▶ [Written problem] Omit any picture, and return the remaining data exactly as written.

▶ [Listed entries]
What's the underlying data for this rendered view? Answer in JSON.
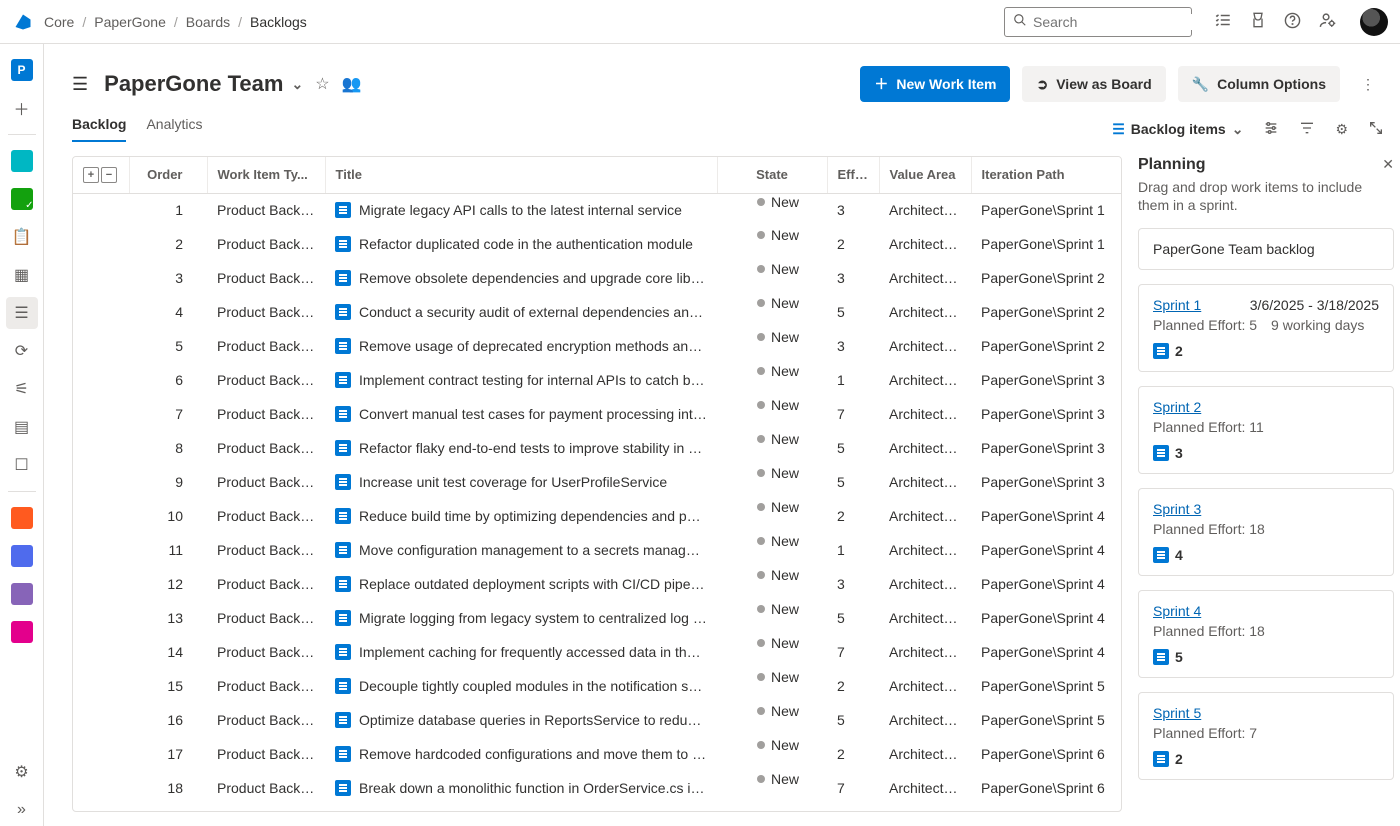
{
  "breadcrumbs": {
    "items": [
      "Core",
      "PaperGone",
      "Boards",
      "Backlogs"
    ]
  },
  "search": {
    "placeholder": "Search"
  },
  "sidebar": {
    "project_letter": "P"
  },
  "header": {
    "title": "PaperGone Team",
    "new_work_item": "New Work Item",
    "view_as_board": "View as Board",
    "column_options": "Column Options"
  },
  "tabs": {
    "items": [
      "Backlog",
      "Analytics"
    ],
    "active": 0,
    "view_selector": "Backlog items"
  },
  "columns": {
    "order": "Order",
    "work_item_type": "Work Item Ty...",
    "title": "Title",
    "state": "State",
    "effort": "Effort",
    "value_area": "Value Area",
    "iteration_path": "Iteration Path"
  },
  "rows": [
    {
      "order": "1",
      "type": "Product Backl...",
      "title": "Migrate legacy API calls to the latest internal service",
      "state": "New",
      "effort": "3",
      "area": "Architectural",
      "path": "PaperGone\\Sprint 1"
    },
    {
      "order": "2",
      "type": "Product Backl...",
      "title": "Refactor duplicated code in the authentication module",
      "state": "New",
      "effort": "2",
      "area": "Architectural",
      "path": "PaperGone\\Sprint 1"
    },
    {
      "order": "3",
      "type": "Product Backl...",
      "title": "Remove obsolete dependencies and upgrade core librari...",
      "state": "New",
      "effort": "3",
      "area": "Architectural",
      "path": "PaperGone\\Sprint 2"
    },
    {
      "order": "4",
      "type": "Product Backl...",
      "title": "Conduct a security audit of external dependencies and u...",
      "state": "New",
      "effort": "5",
      "area": "Architectural",
      "path": "PaperGone\\Sprint 2"
    },
    {
      "order": "5",
      "type": "Product Backl...",
      "title": "Remove usage of deprecated encryption methods and u...",
      "state": "New",
      "effort": "3",
      "area": "Architectural",
      "path": "PaperGone\\Sprint 2"
    },
    {
      "order": "6",
      "type": "Product Backl...",
      "title": "Implement contract testing for internal APIs to catch bre...",
      "state": "New",
      "effort": "1",
      "area": "Architectural",
      "path": "PaperGone\\Sprint 3"
    },
    {
      "order": "7",
      "type": "Product Backl...",
      "title": "Convert manual test cases for payment processing into ...",
      "state": "New",
      "effort": "7",
      "area": "Architectural",
      "path": "PaperGone\\Sprint 3"
    },
    {
      "order": "8",
      "type": "Product Backl...",
      "title": "Refactor flaky end-to-end tests to improve stability in CI...",
      "state": "New",
      "effort": "5",
      "area": "Architectural",
      "path": "PaperGone\\Sprint 3"
    },
    {
      "order": "9",
      "type": "Product Backl...",
      "title": "Increase unit test coverage for UserProfileService",
      "state": "New",
      "effort": "5",
      "area": "Architectural",
      "path": "PaperGone\\Sprint 3"
    },
    {
      "order": "10",
      "type": "Product Backl...",
      "title": "Reduce build time by optimizing dependencies and paral...",
      "state": "New",
      "effort": "2",
      "area": "Architectural",
      "path": "PaperGone\\Sprint 4"
    },
    {
      "order": "11",
      "type": "Product Backl...",
      "title": "Move configuration management to a secrets manager i...",
      "state": "New",
      "effort": "1",
      "area": "Architectural",
      "path": "PaperGone\\Sprint 4"
    },
    {
      "order": "12",
      "type": "Product Backl...",
      "title": "Replace outdated deployment scripts with CI/CD pipelin...",
      "state": "New",
      "effort": "3",
      "area": "Architectural",
      "path": "PaperGone\\Sprint 4"
    },
    {
      "order": "13",
      "type": "Product Backl...",
      "title": "Migrate logging from legacy system to centralized log a...",
      "state": "New",
      "effort": "5",
      "area": "Architectural",
      "path": "PaperGone\\Sprint 4"
    },
    {
      "order": "14",
      "type": "Product Backl...",
      "title": "Implement caching for frequently accessed data in the d...",
      "state": "New",
      "effort": "7",
      "area": "Architectural",
      "path": "PaperGone\\Sprint 4"
    },
    {
      "order": "15",
      "type": "Product Backl...",
      "title": "Decouple tightly coupled modules in the notification sys...",
      "state": "New",
      "effort": "2",
      "area": "Architectural",
      "path": "PaperGone\\Sprint 5"
    },
    {
      "order": "16",
      "type": "Product Backl...",
      "title": "Optimize database queries in ReportsService to reduce l...",
      "state": "New",
      "effort": "5",
      "area": "Architectural",
      "path": "PaperGone\\Sprint 5"
    },
    {
      "order": "17",
      "type": "Product Backl...",
      "title": "Remove hardcoded configurations and move them to en...",
      "state": "New",
      "effort": "2",
      "area": "Architectural",
      "path": "PaperGone\\Sprint 6"
    },
    {
      "order": "18",
      "type": "Product Backl...",
      "title": "Break down a monolithic function in OrderService.cs int...",
      "state": "New",
      "effort": "7",
      "area": "Architectural",
      "path": "PaperGone\\Sprint 6"
    }
  ],
  "planning": {
    "title": "Planning",
    "subtitle": "Drag and drop work items to include them in a sprint.",
    "backlog_card": "PaperGone Team backlog",
    "sprints": [
      {
        "name": "Sprint 1",
        "dates": "3/6/2025 - 3/18/2025",
        "effort": "Planned Effort: 5",
        "extra": "9 working days",
        "count": "2"
      },
      {
        "name": "Sprint 2",
        "dates": "",
        "effort": "Planned Effort: 11",
        "extra": "",
        "count": "3"
      },
      {
        "name": "Sprint 3",
        "dates": "",
        "effort": "Planned Effort: 18",
        "extra": "",
        "count": "4"
      },
      {
        "name": "Sprint 4",
        "dates": "",
        "effort": "Planned Effort: 18",
        "extra": "",
        "count": "5"
      },
      {
        "name": "Sprint 5",
        "dates": "",
        "effort": "Planned Effort: 7",
        "extra": "",
        "count": "2"
      }
    ]
  }
}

▶ [Problem solution]
What's the underlying data for this rendered view? Answer in JSON.
{
  "breadcrumbs": {
    "items": [
      "Core",
      "PaperGone",
      "Boards",
      "Backlogs"
    ]
  },
  "search": {
    "placeholder": "Search"
  },
  "sidebar": {
    "project_letter": "P"
  },
  "header": {
    "title": "PaperGone Team",
    "new_work_item": "New Work Item",
    "view_as_board": "View as Board",
    "column_options": "Column Options"
  },
  "tabs": {
    "items": [
      "Backlog",
      "Analytics"
    ],
    "active": 0,
    "view_selector": "Backlog items"
  },
  "columns": {
    "order": "Order",
    "work_item_type": "Work Item Ty...",
    "title": "Title",
    "state": "State",
    "effort": "Effort",
    "value_area": "Value Area",
    "iteration_path": "Iteration Path"
  },
  "rows": [
    {
      "order": "1",
      "type": "Product Backl...",
      "title": "Migrate legacy API calls to the latest internal service",
      "state": "New",
      "effort": "3",
      "area": "Architectural",
      "path": "PaperGone\\Sprint 1"
    },
    {
      "order": "2",
      "type": "Product Backl...",
      "title": "Refactor duplicated code in the authentication module",
      "state": "New",
      "effort": "2",
      "area": "Architectural",
      "path": "PaperGone\\Sprint 1"
    },
    {
      "order": "3",
      "type": "Product Backl...",
      "title": "Remove obsolete dependencies and upgrade core librari...",
      "state": "New",
      "effort": "3",
      "area": "Architectural",
      "path": "PaperGone\\Sprint 2"
    },
    {
      "order": "4",
      "type": "Product Backl...",
      "title": "Conduct a security audit of external dependencies and u...",
      "state": "New",
      "effort": "5",
      "area": "Architectural",
      "path": "PaperGone\\Sprint 2"
    },
    {
      "order": "5",
      "type": "Product Backl...",
      "title": "Remove usage of deprecated encryption methods and u...",
      "state": "New",
      "effort": "3",
      "area": "Architectural",
      "path": "PaperGone\\Sprint 2"
    },
    {
      "order": "6",
      "type": "Product Backl...",
      "title": "Implement contract testing for internal APIs to catch bre...",
      "state": "New",
      "effort": "1",
      "area": "Architectural",
      "path": "PaperGone\\Sprint 3"
    },
    {
      "order": "7",
      "type": "Product Backl...",
      "title": "Convert manual test cases for payment processing into ...",
      "state": "New",
      "effort": "7",
      "area": "Architectural",
      "path": "PaperGone\\Sprint 3"
    },
    {
      "order": "8",
      "type": "Product Backl...",
      "title": "Refactor flaky end-to-end tests to improve stability in CI...",
      "state": "New",
      "effort": "5",
      "area": "Architectural",
      "path": "PaperGone\\Sprint 3"
    },
    {
      "order": "9",
      "type": "Product Backl...",
      "title": "Increase unit test coverage for UserProfileService",
      "state": "New",
      "effort": "5",
      "area": "Architectural",
      "path": "PaperGone\\Sprint 3"
    },
    {
      "order": "10",
      "type": "Product Backl...",
      "title": "Reduce build time by optimizing dependencies and paral...",
      "state": "New",
      "effort": "2",
      "area": "Architectural",
      "path": "PaperGone\\Sprint 4"
    },
    {
      "order": "11",
      "type": "Product Backl...",
      "title": "Move configuration management to a secrets manager i...",
      "state": "New",
      "effort": "1",
      "area": "Architectural",
      "path": "PaperGone\\Sprint 4"
    },
    {
      "order": "12",
      "type": "Product Backl...",
      "title": "Replace outdated deployment scripts with CI/CD pipelin...",
      "state": "New",
      "effort": "3",
      "area": "Architectural",
      "path": "PaperGone\\Sprint 4"
    },
    {
      "order": "13",
      "type": "Product Backl...",
      "title": "Migrate logging from legacy system to centralized log a...",
      "state": "New",
      "effort": "5",
      "area": "Architectural",
      "path": "PaperGone\\Sprint 4"
    },
    {
      "order": "14",
      "type": "Product Backl...",
      "title": "Implement caching for frequently accessed data in the d...",
      "state": "New",
      "effort": "7",
      "area": "Architectural",
      "path": "PaperGone\\Sprint 4"
    },
    {
      "order": "15",
      "type": "Product Backl...",
      "title": "Decouple tightly coupled modules in the notification sys...",
      "state": "New",
      "effort": "2",
      "area": "Architectural",
      "path": "PaperGone\\Sprint 5"
    },
    {
      "order": "16",
      "type": "Product Backl...",
      "title": "Optimize database queries in ReportsService to reduce l...",
      "state": "New",
      "effort": "5",
      "area": "Architectural",
      "path": "PaperGone\\Sprint 5"
    },
    {
      "order": "17",
      "type": "Product Backl...",
      "title": "Remove hardcoded configurations and move them to en...",
      "state": "New",
      "effort": "2",
      "area": "Architectural",
      "path": "PaperGone\\Sprint 6"
    },
    {
      "order": "18",
      "type": "Product Backl...",
      "title": "Break down a monolithic function in OrderService.cs int...",
      "state": "New",
      "effort": "7",
      "area": "Architectural",
      "path": "PaperGone\\Sprint 6"
    }
  ],
  "planning": {
    "title": "Planning",
    "subtitle": "Drag and drop work items to include them in a sprint.",
    "backlog_card": "PaperGone Team backlog",
    "sprints": [
      {
        "name": "Sprint 1",
        "dates": "3/6/2025 - 3/18/2025",
        "effort": "Planned Effort: 5",
        "extra": "9 working days",
        "count": "2"
      },
      {
        "name": "Sprint 2",
        "dates": "",
        "effort": "Planned Effort: 11",
        "extra": "",
        "count": "3"
      },
      {
        "name": "Sprint 3",
        "dates": "",
        "effort": "Planned Effort: 18",
        "extra": "",
        "count": "4"
      },
      {
        "name": "Sprint 4",
        "dates": "",
        "effort": "Planned Effort: 18",
        "extra": "",
        "count": "5"
      },
      {
        "name": "Sprint 5",
        "dates": "",
        "effort": "Planned Effort: 7",
        "extra": "",
        "count": "2"
      }
    ]
  }
}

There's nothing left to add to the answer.